Saved entries
* begin *

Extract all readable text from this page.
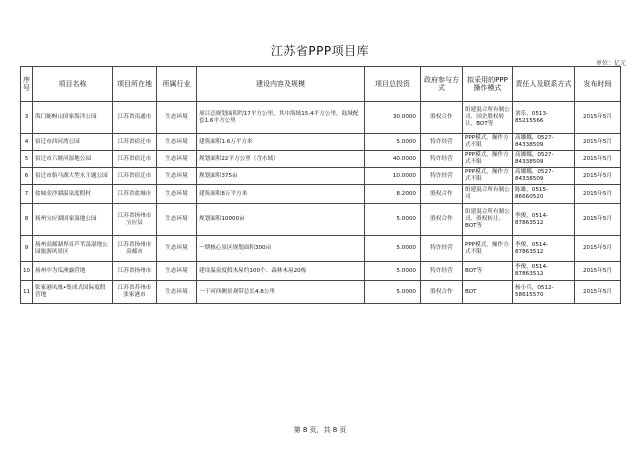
江苏省PPP项目库
单位：亿元
序号	项目名称	项目所在地	所属行业	建设内容及规模	项目总投资	政府参与方式	拟采用的PPP操作模式	责任人及联系方式	发布时间
3	海门蛎岈山国家海洋公园	江苏省南通市	生态环境	项目总规划面积约17平方公里，其中海域15.4平方公里，陆域配套1.6平方公里	30.0000	股权合作	组建混合所有制公司、国企股权转让，BOT等	刘乐，0513-85215566	2015年5月
4	宿迁市西河湾公园	江苏省宿迁市	生态环境	建筑面积1.6万平方米	5.0000	特许经营	PPP模式，操作方式不限	高娜娜，0527-84338509	2015年5月
5	宿迁市六塘河湿地公园	江苏省宿迁市	生态环境	规划面积22平方公里（含水域）	40.0000	特许经营	PPP模式，操作方式不限	高娜娜，0527-84338509	2015年5月
6	宿迁市骆马湖大型水主题公园	江苏省宿迁市	生态环境	规划面积375亩	10.0000	特许经营	PPP模式，操作方式不限	高娜娜，0527-84338509	2015年5月
7	盐城金沙湖温泉度假村	江苏省盐城市	生态环境	建筑面积8万平方米	8.2000	股权合作	组建混合所有制公司	陈雄，0515-86660520	2015年5月
8	扬州宝应湖国家湿地公园	江苏省扬州市宝应县	生态环境	规划面积10000亩	5.0000	股权合作	组建混合所有制公司、股权转让、BOT等	李俊，0514-87863512	2015年5月
9	扬州高邮湖界首芦苇荡湿地公园旅游风景区	江苏省扬州市高邮市	生态环境	一期核心景区规划面积300亩	5.0000	特许经营	PPP模式，操作方式不限	李俊，0514-87863512	2015年5月
10	扬州中为瓜洲露营地	江苏省扬州市	生态环境	建设温泉度假木屋约100个、森林木屋20栋	5.0000	特许经营	BOT等	李俊，0514-87863512	2015年5月
11	张家港凤凰•集成式国际度假营地	江苏省苏州市张家港市	生态环境	一干河西侧景观带总长4.8公里	5.0000	股权合作	BOT	杨小兵，0512-58615570	2015年5月
第 8 页，共 8 页
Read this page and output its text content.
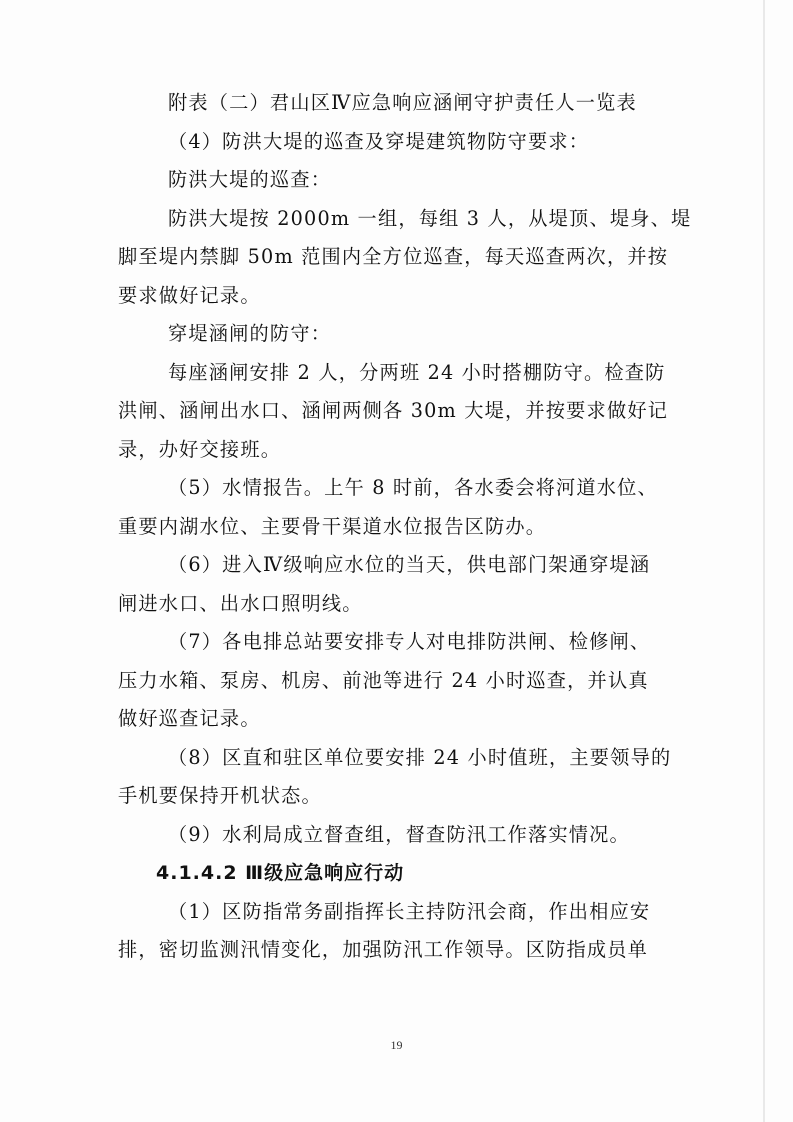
附表（二）君山区Ⅳ应急响应涵闸守护责任人一览表
（4）防洪大堤的巡查及穿堤建筑物防守要求：
防洪大堤的巡查：
防洪大堤按 2000m 一组，每组 3 人，从堤顶、堤身、堤
脚至堤内禁脚 50m 范围内全方位巡查，每天巡查两次，并按
要求做好记录。
穿堤涵闸的防守：
每座涵闸安排 2 人，分两班 24 小时搭棚防守。检查防
洪闸、涵闸出水口、涵闸两侧各 30m 大堤，并按要求做好记
录，办好交接班。
（5）水情报告。上午 8 时前，各水委会将河道水位、
重要内湖水位、主要骨干渠道水位报告区防办。
（6）进入Ⅳ级响应水位的当天，供电部门架通穿堤涵
闸进水口、出水口照明线。
（7）各电排总站要安排专人对电排防洪闸、检修闸、
压力水箱、泵房、机房、前池等进行 24 小时巡查，并认真
做好巡查记录。
（8）区直和驻区单位要安排 24 小时值班，主要领导的
手机要保持开机状态。
（9）水利局成立督查组，督查防汛工作落实情况。
4.1.4.2 Ⅲ级应急响应行动
（1）区防指常务副指挥长主持防汛会商，作出相应安
排，密切监测汛情变化，加强防汛工作领导。区防指成员单
19
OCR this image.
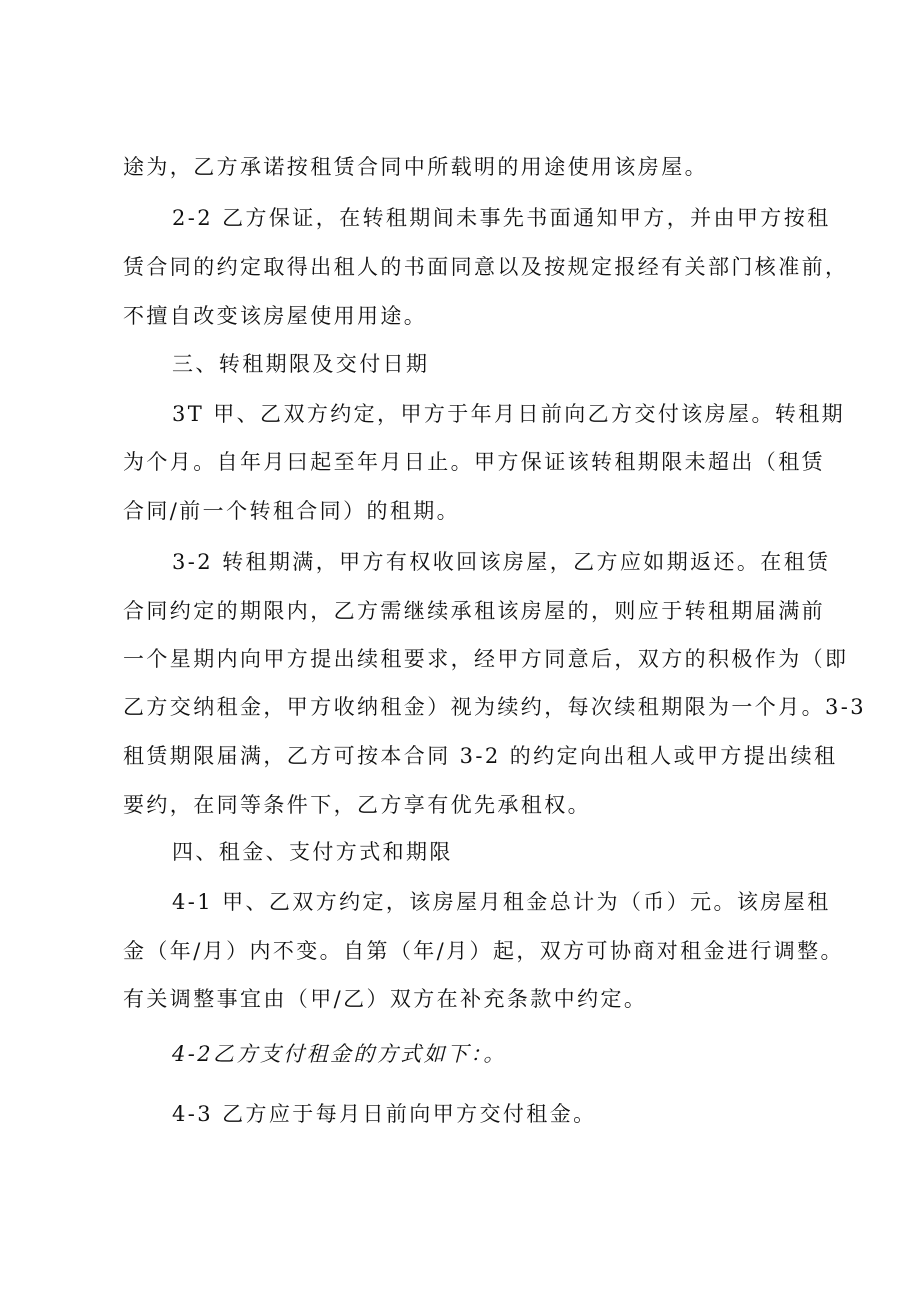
途为，乙方承诺按租赁合同中所载明的用途使用该房屋。
2-2 乙方保证，在转租期间未事先书面通知甲方，并由甲方按租
赁合同的约定取得出租人的书面同意以及按规定报经有关部门核准前，
不擅自改变该房屋使用用途。
三、转租期限及交付日期
3T 甲、乙双方约定，甲方于年月日前向乙方交付该房屋。转租期
为个月。自年月曰起至年月日止。甲方保证该转租期限未超出（租赁
合同/前一个转租合同）的租期。
3-2 转租期满，甲方有权收回该房屋，乙方应如期返还。在租赁
合同约定的期限内，乙方需继续承租该房屋的，则应于转租期届满前
一个星期内向甲方提出续租要求，经甲方同意后，双方的积极作为（即
乙方交纳租金，甲方收纳租金）视为续约，每次续租期限为一个月。3-3
租赁期限届满，乙方可按本合同 3-2 的约定向出租人或甲方提出续租
要约，在同等条件下，乙方享有优先承租权。
四、租金、支付方式和期限
4-1 甲、乙双方约定，该房屋月租金总计为（币）元。该房屋租
金（年/月）内不变。自第（年/月）起，双方可协商对租金进行调整。
有关调整事宜由（甲/乙）双方在补充条款中约定。
4-2乙方支付租金的方式如下：。
4-3 乙方应于每月日前向甲方交付租金。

* end *

Extract every line containing the string "PPP模式" from the material.

4	宿迁市西河湾公园	江苏省宿迁市	生态环境	建筑面积1.6万平方米	5.0000	特许经营	PPP模式，操作方式不限	高娜娜，0527-84338509	2015年5月
5	宿迁市六塘河湿地公园	江苏省宿迁市	生态环境	规划面积22平方公里（含水域）	40.0000	特许经营	PPP模式，操作方式不限	高娜娜，0527-84338509	2015年5月
6	宿迁市骆马湖大型水主题公园	江苏省宿迁市	生态环境	规划面积375亩	10.0000	特许经营	PPP模式，操作方式不限	高娜娜，0527-84338509	2015年5月
9	扬州高邮湖界首芦苇荡湿地公园旅游风景区	江苏省扬州市高邮市	生态环境	一期核心景区规划面积300亩	5.0000	特许经营	PPP模式，操作方式不限	李俊，0514-87863512	2015年5月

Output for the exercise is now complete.